### Task to carry out:
Look through the lines below, find those with the word "icon", and copy them.

### Provided data:
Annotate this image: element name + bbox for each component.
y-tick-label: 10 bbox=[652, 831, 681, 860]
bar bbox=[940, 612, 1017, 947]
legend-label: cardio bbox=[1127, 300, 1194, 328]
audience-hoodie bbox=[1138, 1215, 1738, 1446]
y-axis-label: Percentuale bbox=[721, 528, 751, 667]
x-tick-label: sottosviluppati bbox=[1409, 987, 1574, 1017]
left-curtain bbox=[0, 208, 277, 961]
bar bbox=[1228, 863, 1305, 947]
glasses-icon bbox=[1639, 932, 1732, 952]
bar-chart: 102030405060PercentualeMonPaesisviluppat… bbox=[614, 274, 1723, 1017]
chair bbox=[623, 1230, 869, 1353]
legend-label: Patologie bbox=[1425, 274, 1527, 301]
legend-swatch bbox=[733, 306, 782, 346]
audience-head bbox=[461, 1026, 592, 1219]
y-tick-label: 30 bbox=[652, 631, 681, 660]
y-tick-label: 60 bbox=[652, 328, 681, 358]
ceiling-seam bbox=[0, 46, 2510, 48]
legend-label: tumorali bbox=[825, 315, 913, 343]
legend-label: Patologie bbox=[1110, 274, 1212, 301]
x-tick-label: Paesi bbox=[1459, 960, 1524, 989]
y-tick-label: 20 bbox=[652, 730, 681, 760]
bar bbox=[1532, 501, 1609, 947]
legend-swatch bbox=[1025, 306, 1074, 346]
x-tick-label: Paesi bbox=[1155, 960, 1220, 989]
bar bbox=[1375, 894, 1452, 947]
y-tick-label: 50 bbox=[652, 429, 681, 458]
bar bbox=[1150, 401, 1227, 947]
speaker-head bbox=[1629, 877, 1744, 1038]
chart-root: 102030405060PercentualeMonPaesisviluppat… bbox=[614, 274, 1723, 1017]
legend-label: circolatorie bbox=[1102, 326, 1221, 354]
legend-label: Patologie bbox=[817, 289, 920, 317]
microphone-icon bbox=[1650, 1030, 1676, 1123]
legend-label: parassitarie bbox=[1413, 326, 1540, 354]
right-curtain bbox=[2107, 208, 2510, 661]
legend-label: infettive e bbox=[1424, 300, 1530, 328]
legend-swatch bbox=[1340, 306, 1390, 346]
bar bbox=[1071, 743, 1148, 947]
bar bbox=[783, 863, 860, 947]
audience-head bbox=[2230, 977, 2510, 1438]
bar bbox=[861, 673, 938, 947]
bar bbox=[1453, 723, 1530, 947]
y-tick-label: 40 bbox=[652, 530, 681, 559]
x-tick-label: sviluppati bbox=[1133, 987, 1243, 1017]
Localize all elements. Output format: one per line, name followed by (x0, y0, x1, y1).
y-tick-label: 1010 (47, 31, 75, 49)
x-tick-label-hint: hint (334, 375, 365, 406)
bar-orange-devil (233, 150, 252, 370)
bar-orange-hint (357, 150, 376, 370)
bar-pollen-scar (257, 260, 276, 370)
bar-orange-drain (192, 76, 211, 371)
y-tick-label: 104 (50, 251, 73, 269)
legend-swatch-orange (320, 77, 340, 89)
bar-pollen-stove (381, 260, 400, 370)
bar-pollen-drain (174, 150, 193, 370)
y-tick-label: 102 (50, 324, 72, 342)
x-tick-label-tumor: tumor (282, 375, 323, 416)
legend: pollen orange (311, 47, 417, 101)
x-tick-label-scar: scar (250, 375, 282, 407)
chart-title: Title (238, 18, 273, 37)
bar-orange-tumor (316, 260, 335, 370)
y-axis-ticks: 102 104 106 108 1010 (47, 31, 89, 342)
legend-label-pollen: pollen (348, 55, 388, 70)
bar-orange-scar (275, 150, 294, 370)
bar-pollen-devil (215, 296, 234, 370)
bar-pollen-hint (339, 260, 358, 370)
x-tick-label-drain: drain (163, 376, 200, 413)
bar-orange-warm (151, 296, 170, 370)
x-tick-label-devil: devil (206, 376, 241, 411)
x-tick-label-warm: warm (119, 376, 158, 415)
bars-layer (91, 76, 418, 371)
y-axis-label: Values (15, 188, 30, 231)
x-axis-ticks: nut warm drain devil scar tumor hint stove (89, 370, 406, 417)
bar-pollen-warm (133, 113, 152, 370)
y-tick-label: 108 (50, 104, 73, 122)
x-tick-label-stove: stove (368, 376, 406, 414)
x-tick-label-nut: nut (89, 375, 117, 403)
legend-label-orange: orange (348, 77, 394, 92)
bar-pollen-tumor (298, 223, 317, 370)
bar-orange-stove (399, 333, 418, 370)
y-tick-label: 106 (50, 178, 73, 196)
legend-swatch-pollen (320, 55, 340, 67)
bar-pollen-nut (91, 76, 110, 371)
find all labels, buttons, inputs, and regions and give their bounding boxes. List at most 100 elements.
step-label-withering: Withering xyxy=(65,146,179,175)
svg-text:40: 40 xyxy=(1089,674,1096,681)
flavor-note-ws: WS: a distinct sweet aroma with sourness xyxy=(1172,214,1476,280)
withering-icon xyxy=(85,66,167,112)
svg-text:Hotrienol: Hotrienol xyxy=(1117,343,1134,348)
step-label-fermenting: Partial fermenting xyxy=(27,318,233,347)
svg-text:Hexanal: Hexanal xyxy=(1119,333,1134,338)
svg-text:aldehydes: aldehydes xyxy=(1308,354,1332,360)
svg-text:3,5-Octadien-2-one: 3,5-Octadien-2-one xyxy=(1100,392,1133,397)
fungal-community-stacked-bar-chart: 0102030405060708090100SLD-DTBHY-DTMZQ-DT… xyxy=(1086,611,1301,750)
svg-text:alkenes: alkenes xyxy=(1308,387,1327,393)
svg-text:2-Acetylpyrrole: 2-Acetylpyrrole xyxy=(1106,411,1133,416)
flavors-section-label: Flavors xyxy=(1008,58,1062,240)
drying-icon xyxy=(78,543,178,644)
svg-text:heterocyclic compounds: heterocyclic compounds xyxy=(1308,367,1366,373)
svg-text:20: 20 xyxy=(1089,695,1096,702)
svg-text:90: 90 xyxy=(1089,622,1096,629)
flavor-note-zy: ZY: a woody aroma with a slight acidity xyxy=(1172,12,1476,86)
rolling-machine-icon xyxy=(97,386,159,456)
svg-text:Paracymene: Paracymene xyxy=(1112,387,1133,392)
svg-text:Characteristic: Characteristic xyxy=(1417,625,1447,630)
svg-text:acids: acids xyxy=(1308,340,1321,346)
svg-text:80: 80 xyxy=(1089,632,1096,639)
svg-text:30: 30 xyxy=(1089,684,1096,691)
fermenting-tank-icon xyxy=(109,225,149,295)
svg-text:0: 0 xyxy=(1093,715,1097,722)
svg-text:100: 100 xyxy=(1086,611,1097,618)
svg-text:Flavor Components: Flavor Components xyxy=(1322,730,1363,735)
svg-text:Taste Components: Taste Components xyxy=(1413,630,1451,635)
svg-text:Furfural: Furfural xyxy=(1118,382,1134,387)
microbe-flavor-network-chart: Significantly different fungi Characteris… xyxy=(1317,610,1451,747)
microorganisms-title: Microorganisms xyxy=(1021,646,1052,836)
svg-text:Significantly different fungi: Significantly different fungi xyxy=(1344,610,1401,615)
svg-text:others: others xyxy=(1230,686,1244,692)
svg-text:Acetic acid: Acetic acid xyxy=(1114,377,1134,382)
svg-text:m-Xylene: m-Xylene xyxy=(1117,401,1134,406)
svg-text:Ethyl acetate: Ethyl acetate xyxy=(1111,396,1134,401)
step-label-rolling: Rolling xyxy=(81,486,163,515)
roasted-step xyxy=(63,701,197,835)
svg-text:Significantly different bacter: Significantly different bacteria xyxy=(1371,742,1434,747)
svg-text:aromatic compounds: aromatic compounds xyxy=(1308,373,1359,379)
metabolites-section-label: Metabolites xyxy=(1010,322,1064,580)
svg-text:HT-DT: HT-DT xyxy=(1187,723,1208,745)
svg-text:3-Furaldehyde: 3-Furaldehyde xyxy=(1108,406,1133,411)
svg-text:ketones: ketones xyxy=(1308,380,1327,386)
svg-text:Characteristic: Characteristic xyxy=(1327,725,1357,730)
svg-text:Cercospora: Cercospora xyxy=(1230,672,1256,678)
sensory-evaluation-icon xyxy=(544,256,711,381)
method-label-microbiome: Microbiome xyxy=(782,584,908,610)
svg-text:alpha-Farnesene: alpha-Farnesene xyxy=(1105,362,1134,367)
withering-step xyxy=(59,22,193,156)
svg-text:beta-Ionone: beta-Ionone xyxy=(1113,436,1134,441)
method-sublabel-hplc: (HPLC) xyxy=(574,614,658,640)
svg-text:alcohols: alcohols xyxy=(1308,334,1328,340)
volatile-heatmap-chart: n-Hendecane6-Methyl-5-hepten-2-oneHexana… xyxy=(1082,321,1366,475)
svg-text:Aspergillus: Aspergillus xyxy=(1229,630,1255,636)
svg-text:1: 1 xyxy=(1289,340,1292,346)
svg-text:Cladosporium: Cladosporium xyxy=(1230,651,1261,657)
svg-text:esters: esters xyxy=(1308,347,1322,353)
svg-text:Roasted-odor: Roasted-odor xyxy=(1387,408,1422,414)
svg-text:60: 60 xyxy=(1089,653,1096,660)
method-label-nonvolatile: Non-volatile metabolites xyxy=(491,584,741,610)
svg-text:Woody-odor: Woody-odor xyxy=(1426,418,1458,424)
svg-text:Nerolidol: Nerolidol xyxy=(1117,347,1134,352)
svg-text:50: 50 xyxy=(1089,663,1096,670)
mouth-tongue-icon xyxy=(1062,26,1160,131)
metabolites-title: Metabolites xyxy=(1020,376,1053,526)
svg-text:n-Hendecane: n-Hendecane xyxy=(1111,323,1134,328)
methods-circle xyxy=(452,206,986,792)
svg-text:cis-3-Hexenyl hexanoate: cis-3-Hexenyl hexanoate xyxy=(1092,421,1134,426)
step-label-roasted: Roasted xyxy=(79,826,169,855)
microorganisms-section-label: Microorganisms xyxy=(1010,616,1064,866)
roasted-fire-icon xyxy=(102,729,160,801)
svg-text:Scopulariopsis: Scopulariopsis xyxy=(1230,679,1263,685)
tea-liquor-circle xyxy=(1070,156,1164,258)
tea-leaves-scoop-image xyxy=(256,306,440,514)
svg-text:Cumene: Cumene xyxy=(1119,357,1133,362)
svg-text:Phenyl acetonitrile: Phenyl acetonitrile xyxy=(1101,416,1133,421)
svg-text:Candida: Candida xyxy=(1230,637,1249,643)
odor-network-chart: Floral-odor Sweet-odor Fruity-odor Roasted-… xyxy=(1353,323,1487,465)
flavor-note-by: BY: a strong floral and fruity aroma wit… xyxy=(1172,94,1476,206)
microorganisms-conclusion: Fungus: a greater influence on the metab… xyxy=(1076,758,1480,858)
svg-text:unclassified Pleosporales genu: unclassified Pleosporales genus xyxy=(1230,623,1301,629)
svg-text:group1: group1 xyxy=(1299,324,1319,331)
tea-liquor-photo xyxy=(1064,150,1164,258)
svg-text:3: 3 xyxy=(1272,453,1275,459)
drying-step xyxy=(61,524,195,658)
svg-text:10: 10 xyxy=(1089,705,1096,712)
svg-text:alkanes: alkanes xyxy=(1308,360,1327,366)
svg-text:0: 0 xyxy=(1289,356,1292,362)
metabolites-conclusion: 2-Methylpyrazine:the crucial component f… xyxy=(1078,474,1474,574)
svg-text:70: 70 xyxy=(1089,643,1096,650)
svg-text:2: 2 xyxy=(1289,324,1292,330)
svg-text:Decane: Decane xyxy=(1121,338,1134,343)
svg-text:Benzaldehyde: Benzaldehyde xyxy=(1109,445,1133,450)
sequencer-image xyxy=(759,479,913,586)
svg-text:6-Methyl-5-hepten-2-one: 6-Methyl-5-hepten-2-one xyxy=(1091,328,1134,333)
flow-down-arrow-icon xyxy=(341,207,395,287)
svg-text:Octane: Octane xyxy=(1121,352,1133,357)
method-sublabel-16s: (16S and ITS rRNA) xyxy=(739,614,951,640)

### Answer to this task:
glasses-icon bbox=[1639, 932, 1732, 952]
microphone-icon bbox=[1650, 1030, 1676, 1123]
withering-icon xyxy=(85,66,167,112)
drying-icon xyxy=(78,543,178,644)
rolling-machine-icon xyxy=(97,386,159,456)
fermenting-tank-icon xyxy=(109,225,149,295)
sensory-evaluation-icon xyxy=(544,256,711,381)
mouth-tongue-icon xyxy=(1062,26,1160,131)
roasted-fire-icon xyxy=(102,729,160,801)
flow-down-arrow-icon xyxy=(341,207,395,287)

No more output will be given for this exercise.